REQUEST: Leave out the pictures and transcribe the rest of the records exactly.

◇ ◇ ◇ ◇ ◇

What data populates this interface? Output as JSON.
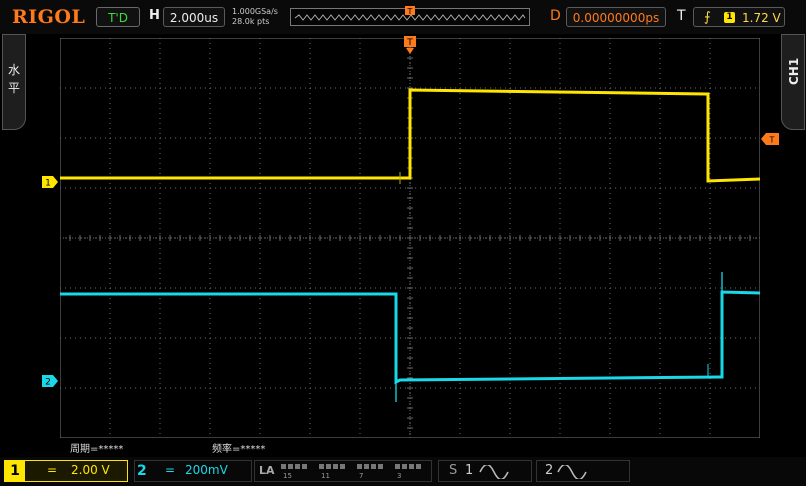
{
  "brand": "RIGOL",
  "top": {
    "run_state": "T'D",
    "h_label": "H",
    "timebase": "2.000us",
    "sample_rate": "1.000GSa/s",
    "memory_depth": "28.0k pts",
    "d_label": "D",
    "delay": "0.00000000ps",
    "t_label": "T",
    "trigger_source": "1",
    "trigger_level": "1.72 V",
    "trigger_edge_icon": "rising-edge-icon"
  },
  "side": {
    "left_tab": [
      "水",
      "平"
    ],
    "right_tab": "CH1",
    "trigger_marker": "T",
    "ch1_marker": "1",
    "ch2_marker": "2"
  },
  "measurements": {
    "period": "周期=*****",
    "frequency": "频率=*****"
  },
  "bottom": {
    "ch1": {
      "num": "1",
      "coupling": "=",
      "scale": "2.00 V"
    },
    "ch2": {
      "num": "2",
      "coupling": "=",
      "scale": "200mV"
    },
    "la": {
      "label": "LA",
      "groups": [
        "15",
        "11",
        "7",
        "3"
      ]
    },
    "s1": {
      "label": "S",
      "num": "1"
    },
    "s2": {
      "num": "2"
    }
  },
  "colors": {
    "ch1": "#ffe600",
    "ch2": "#19d8e8",
    "accent": "#ff7a1a",
    "grid": "#6b6b6b"
  }
}
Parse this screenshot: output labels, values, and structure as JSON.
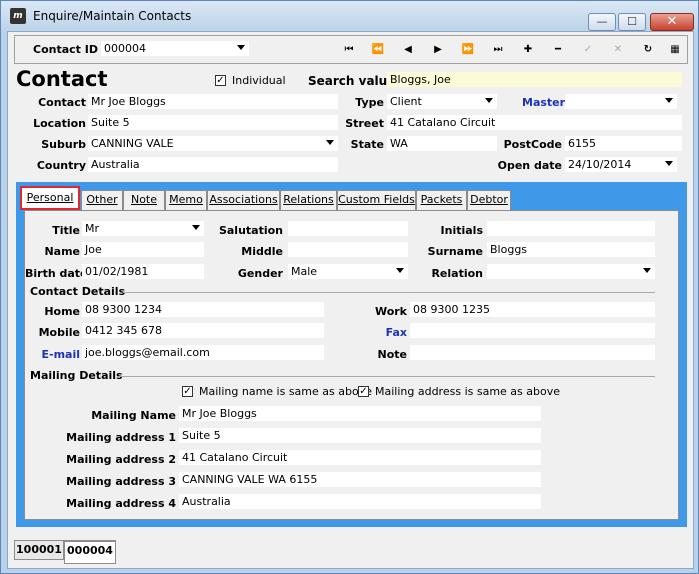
{
  "window": {
    "title": "Enquire/Maintain Contacts",
    "min_glyph": "—",
    "max_glyph": "☐",
    "close_glyph": "✕"
  },
  "toolbar": {
    "contact_id_label": "Contact ID",
    "contact_id_value": "000004",
    "nav": [
      "⏮",
      "⏪",
      "◀",
      "▶",
      "⏩",
      "⏭",
      "✚",
      "━",
      "✓",
      "✕",
      "↻",
      "▦"
    ]
  },
  "header": {
    "heading": "Contact",
    "individual_label": "Individual",
    "individual_checked": true,
    "search_label": "Search value",
    "search_value": "Bloggs, Joe",
    "contact_label": "Contact",
    "contact_value": "Mr Joe Bloggs",
    "type_label": "Type",
    "type_value": "Client",
    "master_label": "Master",
    "master_value": "",
    "location_label": "Location",
    "location_value": "Suite 5",
    "street_label": "Street",
    "street_value": "41 Catalano Circuit",
    "suburb_label": "Suburb",
    "suburb_value": "CANNING VALE",
    "state_label": "State",
    "state_value": "WA",
    "postcode_label": "PostCode",
    "postcode_value": "6155",
    "country_label": "Country",
    "country_value": "Australia",
    "open_date_label": "Open date",
    "open_date_value": "24/10/2014"
  },
  "tabs": [
    "Personal",
    "Other",
    "Note",
    "Memo",
    "Associations",
    "Relations",
    "Custom Fields",
    "Packets",
    "Debtor"
  ],
  "personal": {
    "title_label": "Title",
    "title_value": "Mr",
    "salutation_label": "Salutation",
    "salutation_value": "",
    "initials_label": "Initials",
    "initials_value": "",
    "name_label": "Name",
    "name_value": "Joe",
    "middle_label": "Middle",
    "middle_value": "",
    "surname_label": "Surname",
    "surname_value": "Bloggs",
    "birth_label": "Birth date",
    "birth_value": "01/02/1981",
    "gender_label": "Gender",
    "gender_value": "Male",
    "relation_label": "Relation",
    "relation_value": "",
    "contact_details_label": "Contact Details",
    "home_label": "Home",
    "home_value": "08 9300 1234",
    "work_label": "Work",
    "work_value": "08 9300 1235",
    "mobile_label": "Mobile",
    "mobile_value": "0412 345 678",
    "fax_label": "Fax",
    "fax_value": "",
    "email_label": "E-mail",
    "email_value": "joe.bloggs@email.com",
    "note_label": "Note",
    "note_value": "",
    "mailing_details_label": "Mailing Details",
    "same_name_label": "Mailing name is same as above",
    "same_address_label": "Mailing address is same as above",
    "mailing_name_label": "Mailing Name",
    "mailing_name_value": "Mr Joe Bloggs",
    "addr1_label": "Mailing address 1",
    "addr1_value": "Suite 5",
    "addr2_label": "Mailing address 2",
    "addr2_value": "41 Catalano Circuit",
    "addr3_label": "Mailing address 3",
    "addr3_value": "CANNING VALE WA 6155",
    "addr4_label": "Mailing address 4",
    "addr4_value": "Australia"
  },
  "bottom_tabs": [
    "100001",
    "000004"
  ],
  "colors": {
    "tab_strip": "#3f98e8",
    "active_tab_border": "#e0282e",
    "link_label": "#1c34b4",
    "search_field": "#fbfbd8"
  }
}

◇ ◇ ◇ ◇ ◇

THE REPLY:
What data populates this interface? Output as JSON.
{
  "brand": "RIGOL",
  "top": {
    "run_state": "T'D",
    "h_label": "H",
    "timebase": "2.000us",
    "sample_rate": "1.000GSa/s",
    "memory_depth": "28.0k pts",
    "d_label": "D",
    "delay": "0.00000000ps",
    "t_label": "T",
    "trigger_source": "1",
    "trigger_level": "1.72 V",
    "trigger_edge_icon": "rising-edge-icon"
  },
  "side": {
    "left_tab": [
      "水",
      "平"
    ],
    "right_tab": "CH1",
    "trigger_marker": "T",
    "ch1_marker": "1",
    "ch2_marker": "2"
  },
  "measurements": {
    "period": "周期=*****",
    "frequency": "频率=*****"
  },
  "bottom": {
    "ch1": {
      "num": "1",
      "coupling": "=",
      "scale": "2.00 V"
    },
    "ch2": {
      "num": "2",
      "coupling": "=",
      "scale": "200mV"
    },
    "la": {
      "label": "LA",
      "groups": [
        "15",
        "11",
        "7",
        "3"
      ]
    },
    "s1": {
      "label": "S",
      "num": "1"
    },
    "s2": {
      "num": "2"
    }
  },
  "colors": {
    "ch1": "#ffe600",
    "ch2": "#19d8e8",
    "accent": "#ff7a1a",
    "grid": "#6b6b6b"
  }
}
Parse this screenshot: output labels, values, and structure as JSON.
{
  "window": {
    "title": "Enquire/Maintain Contacts",
    "min_glyph": "—",
    "max_glyph": "☐",
    "close_glyph": "✕"
  },
  "toolbar": {
    "contact_id_label": "Contact ID",
    "contact_id_value": "000004",
    "nav": [
      "⏮",
      "⏪",
      "◀",
      "▶",
      "⏩",
      "⏭",
      "✚",
      "━",
      "✓",
      "✕",
      "↻",
      "▦"
    ]
  },
  "header": {
    "heading": "Contact",
    "individual_label": "Individual",
    "individual_checked": true,
    "search_label": "Search value",
    "search_value": "Bloggs, Joe",
    "contact_label": "Contact",
    "contact_value": "Mr Joe Bloggs",
    "type_label": "Type",
    "type_value": "Client",
    "master_label": "Master",
    "master_value": "",
    "location_label": "Location",
    "location_value": "Suite 5",
    "street_label": "Street",
    "street_value": "41 Catalano Circuit",
    "suburb_label": "Suburb",
    "suburb_value": "CANNING VALE",
    "state_label": "State",
    "state_value": "WA",
    "postcode_label": "PostCode",
    "postcode_value": "6155",
    "country_label": "Country",
    "country_value": "Australia",
    "open_date_label": "Open date",
    "open_date_value": "24/10/2014"
  },
  "tabs": [
    "Personal",
    "Other",
    "Note",
    "Memo",
    "Associations",
    "Relations",
    "Custom Fields",
    "Packets",
    "Debtor"
  ],
  "personal": {
    "title_label": "Title",
    "title_value": "Mr",
    "salutation_label": "Salutation",
    "salutation_value": "",
    "initials_label": "Initials",
    "initials_value": "",
    "name_label": "Name",
    "name_value": "Joe",
    "middle_label": "Middle",
    "middle_value": "",
    "surname_label": "Surname",
    "surname_value": "Bloggs",
    "birth_label": "Birth date",
    "birth_value": "01/02/1981",
    "gender_label": "Gender",
    "gender_value": "Male",
    "relation_label": "Relation",
    "relation_value": "",
    "contact_details_label": "Contact Details",
    "home_label": "Home",
    "home_value": "08 9300 1234",
    "work_label": "Work",
    "work_value": "08 9300 1235",
    "mobile_label": "Mobile",
    "mobile_value": "0412 345 678",
    "fax_label": "Fax",
    "fax_value": "",
    "email_label": "E-mail",
    "email_value": "joe.bloggs@email.com",
    "note_label": "Note",
    "note_value": "",
    "mailing_details_label": "Mailing Details",
    "same_name_label": "Mailing name is same as above",
    "same_address_label": "Mailing address is same as above",
    "mailing_name_label": "Mailing Name",
    "mailing_name_value": "Mr Joe Bloggs",
    "addr1_label": "Mailing address 1",
    "addr1_value": "Suite 5",
    "addr2_label": "Mailing address 2",
    "addr2_value": "41 Catalano Circuit",
    "addr3_label": "Mailing address 3",
    "addr3_value": "CANNING VALE WA 6155",
    "addr4_label": "Mailing address 4",
    "addr4_value": "Australia"
  },
  "bottom_tabs": [
    "100001",
    "000004"
  ],
  "colors": {
    "tab_strip": "#3f98e8",
    "active_tab_border": "#e0282e",
    "link_label": "#1c34b4",
    "search_field": "#fbfbd8"
  }
}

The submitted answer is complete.